Material supplied =
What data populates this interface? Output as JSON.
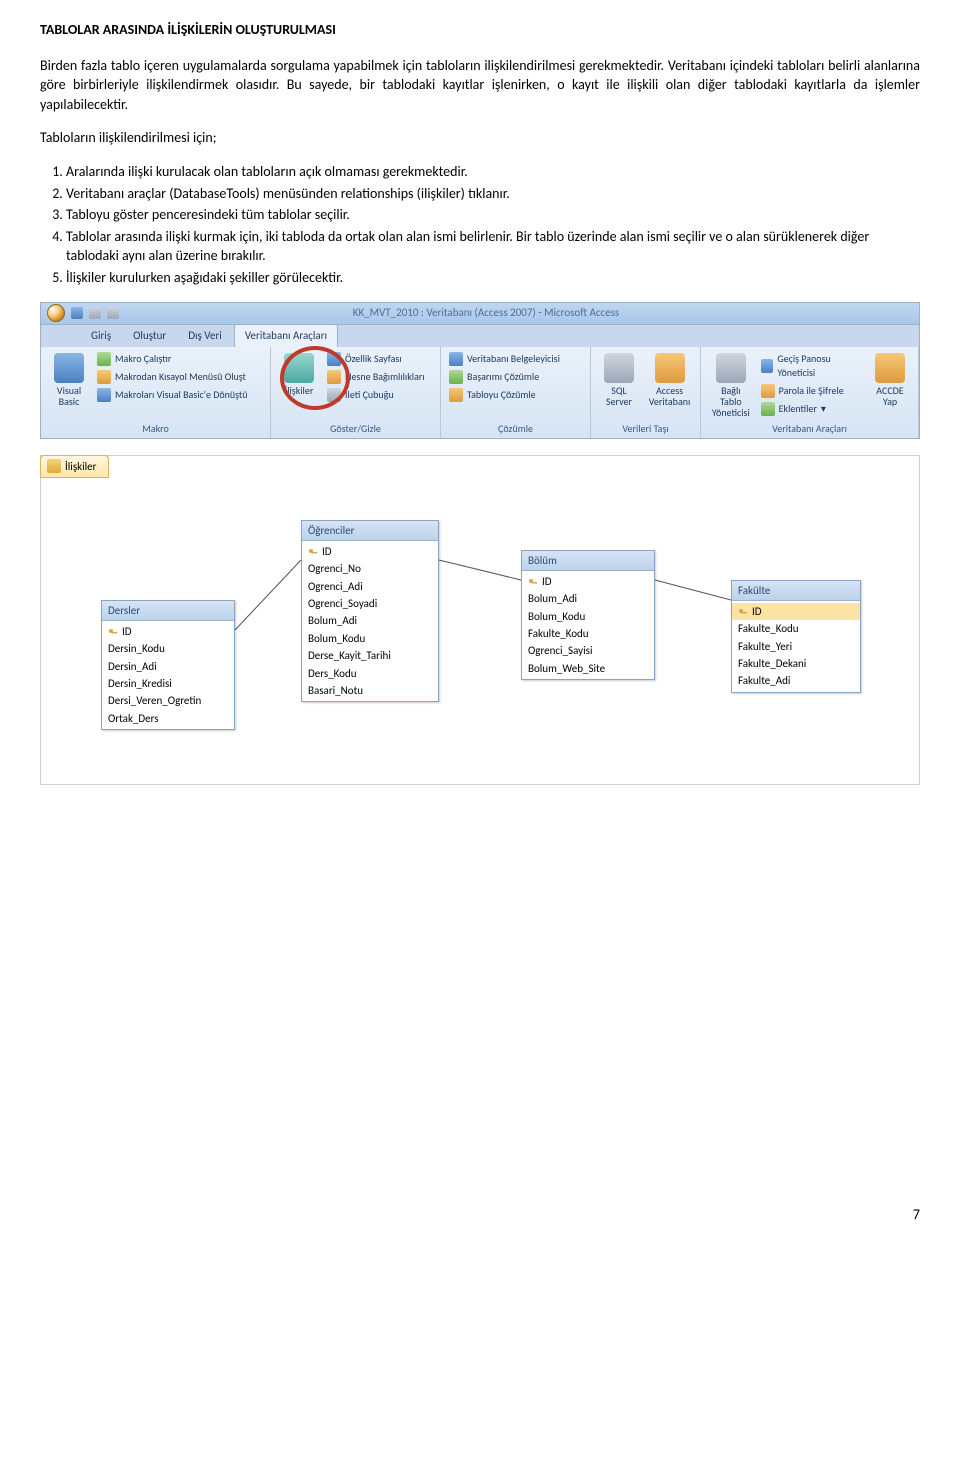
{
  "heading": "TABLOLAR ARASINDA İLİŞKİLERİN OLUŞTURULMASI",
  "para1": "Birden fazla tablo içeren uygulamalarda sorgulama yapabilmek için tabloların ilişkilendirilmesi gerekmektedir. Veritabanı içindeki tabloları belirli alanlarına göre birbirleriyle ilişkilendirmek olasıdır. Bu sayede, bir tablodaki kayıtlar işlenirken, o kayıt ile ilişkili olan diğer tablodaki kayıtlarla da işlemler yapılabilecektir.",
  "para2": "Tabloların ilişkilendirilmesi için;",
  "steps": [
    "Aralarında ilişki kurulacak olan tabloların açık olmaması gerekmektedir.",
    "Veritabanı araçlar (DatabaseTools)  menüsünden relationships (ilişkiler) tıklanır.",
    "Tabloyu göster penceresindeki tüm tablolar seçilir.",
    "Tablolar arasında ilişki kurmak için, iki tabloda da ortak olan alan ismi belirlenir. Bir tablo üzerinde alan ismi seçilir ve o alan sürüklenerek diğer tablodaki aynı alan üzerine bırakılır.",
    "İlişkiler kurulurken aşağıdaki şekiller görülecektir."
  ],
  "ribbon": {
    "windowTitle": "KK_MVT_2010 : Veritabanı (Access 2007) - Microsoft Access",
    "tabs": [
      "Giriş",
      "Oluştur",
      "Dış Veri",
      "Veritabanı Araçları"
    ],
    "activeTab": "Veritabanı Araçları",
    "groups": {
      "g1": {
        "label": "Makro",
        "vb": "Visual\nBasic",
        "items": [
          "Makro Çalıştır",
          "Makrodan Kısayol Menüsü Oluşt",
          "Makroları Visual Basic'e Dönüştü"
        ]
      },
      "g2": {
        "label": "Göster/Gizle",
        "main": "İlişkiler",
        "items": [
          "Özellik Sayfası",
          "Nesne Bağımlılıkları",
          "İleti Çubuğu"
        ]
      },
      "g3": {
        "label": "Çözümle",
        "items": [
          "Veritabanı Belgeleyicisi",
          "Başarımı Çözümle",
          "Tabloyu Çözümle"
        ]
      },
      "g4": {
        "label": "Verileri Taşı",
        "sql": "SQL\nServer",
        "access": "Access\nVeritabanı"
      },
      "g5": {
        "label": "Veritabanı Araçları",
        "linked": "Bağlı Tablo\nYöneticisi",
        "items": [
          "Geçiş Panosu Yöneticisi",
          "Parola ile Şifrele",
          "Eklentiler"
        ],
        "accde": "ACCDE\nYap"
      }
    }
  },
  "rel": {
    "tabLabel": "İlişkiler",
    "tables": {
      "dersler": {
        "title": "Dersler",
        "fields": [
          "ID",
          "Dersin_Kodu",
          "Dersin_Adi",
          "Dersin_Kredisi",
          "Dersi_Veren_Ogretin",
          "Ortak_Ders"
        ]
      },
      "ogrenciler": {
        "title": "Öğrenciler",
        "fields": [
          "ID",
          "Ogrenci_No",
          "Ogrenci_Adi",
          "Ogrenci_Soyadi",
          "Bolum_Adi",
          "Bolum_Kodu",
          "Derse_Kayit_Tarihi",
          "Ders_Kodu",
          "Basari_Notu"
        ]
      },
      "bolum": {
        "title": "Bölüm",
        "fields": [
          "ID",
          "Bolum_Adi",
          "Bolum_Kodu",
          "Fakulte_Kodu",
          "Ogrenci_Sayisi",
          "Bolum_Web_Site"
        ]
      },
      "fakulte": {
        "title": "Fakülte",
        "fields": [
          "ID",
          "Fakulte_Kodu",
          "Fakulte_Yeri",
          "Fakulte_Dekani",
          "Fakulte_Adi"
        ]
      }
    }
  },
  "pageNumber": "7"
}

Brief = Exclude the images, then output the data above word for word.

Task solution =
What data populates this interface? Output as JSON.
{
  "heading": "TABLOLAR ARASINDA İLİŞKİLERİN OLUŞTURULMASI",
  "para1": "Birden fazla tablo içeren uygulamalarda sorgulama yapabilmek için tabloların ilişkilendirilmesi gerekmektedir. Veritabanı içindeki tabloları belirli alanlarına göre birbirleriyle ilişkilendirmek olasıdır. Bu sayede, bir tablodaki kayıtlar işlenirken, o kayıt ile ilişkili olan diğer tablodaki kayıtlarla da işlemler yapılabilecektir.",
  "para2": "Tabloların ilişkilendirilmesi için;",
  "steps": [
    "Aralarında ilişki kurulacak olan tabloların açık olmaması gerekmektedir.",
    "Veritabanı araçlar (DatabaseTools)  menüsünden relationships (ilişkiler) tıklanır.",
    "Tabloyu göster penceresindeki tüm tablolar seçilir.",
    "Tablolar arasında ilişki kurmak için, iki tabloda da ortak olan alan ismi belirlenir. Bir tablo üzerinde alan ismi seçilir ve o alan sürüklenerek diğer tablodaki aynı alan üzerine bırakılır.",
    "İlişkiler kurulurken aşağıdaki şekiller görülecektir."
  ],
  "ribbon": {
    "windowTitle": "KK_MVT_2010 : Veritabanı (Access 2007) - Microsoft Access",
    "tabs": [
      "Giriş",
      "Oluştur",
      "Dış Veri",
      "Veritabanı Araçları"
    ],
    "activeTab": "Veritabanı Araçları",
    "groups": {
      "g1": {
        "label": "Makro",
        "vb": "Visual\nBasic",
        "items": [
          "Makro Çalıştır",
          "Makrodan Kısayol Menüsü Oluşt",
          "Makroları Visual Basic'e Dönüştü"
        ]
      },
      "g2": {
        "label": "Göster/Gizle",
        "main": "İlişkiler",
        "items": [
          "Özellik Sayfası",
          "Nesne Bağımlılıkları",
          "İleti Çubuğu"
        ]
      },
      "g3": {
        "label": "Çözümle",
        "items": [
          "Veritabanı Belgeleyicisi",
          "Başarımı Çözümle",
          "Tabloyu Çözümle"
        ]
      },
      "g4": {
        "label": "Verileri Taşı",
        "sql": "SQL\nServer",
        "access": "Access\nVeritabanı"
      },
      "g5": {
        "label": "Veritabanı Araçları",
        "linked": "Bağlı Tablo\nYöneticisi",
        "items": [
          "Geçiş Panosu Yöneticisi",
          "Parola ile Şifrele",
          "Eklentiler"
        ],
        "accde": "ACCDE\nYap"
      }
    }
  },
  "rel": {
    "tabLabel": "İlişkiler",
    "tables": {
      "dersler": {
        "title": "Dersler",
        "fields": [
          "ID",
          "Dersin_Kodu",
          "Dersin_Adi",
          "Dersin_Kredisi",
          "Dersi_Veren_Ogretin",
          "Ortak_Ders"
        ]
      },
      "ogrenciler": {
        "title": "Öğrenciler",
        "fields": [
          "ID",
          "Ogrenci_No",
          "Ogrenci_Adi",
          "Ogrenci_Soyadi",
          "Bolum_Adi",
          "Bolum_Kodu",
          "Derse_Kayit_Tarihi",
          "Ders_Kodu",
          "Basari_Notu"
        ]
      },
      "bolum": {
        "title": "Bölüm",
        "fields": [
          "ID",
          "Bolum_Adi",
          "Bolum_Kodu",
          "Fakulte_Kodu",
          "Ogrenci_Sayisi",
          "Bolum_Web_Site"
        ]
      },
      "fakulte": {
        "title": "Fakülte",
        "fields": [
          "ID",
          "Fakulte_Kodu",
          "Fakulte_Yeri",
          "Fakulte_Dekani",
          "Fakulte_Adi"
        ]
      }
    }
  },
  "pageNumber": "7"
}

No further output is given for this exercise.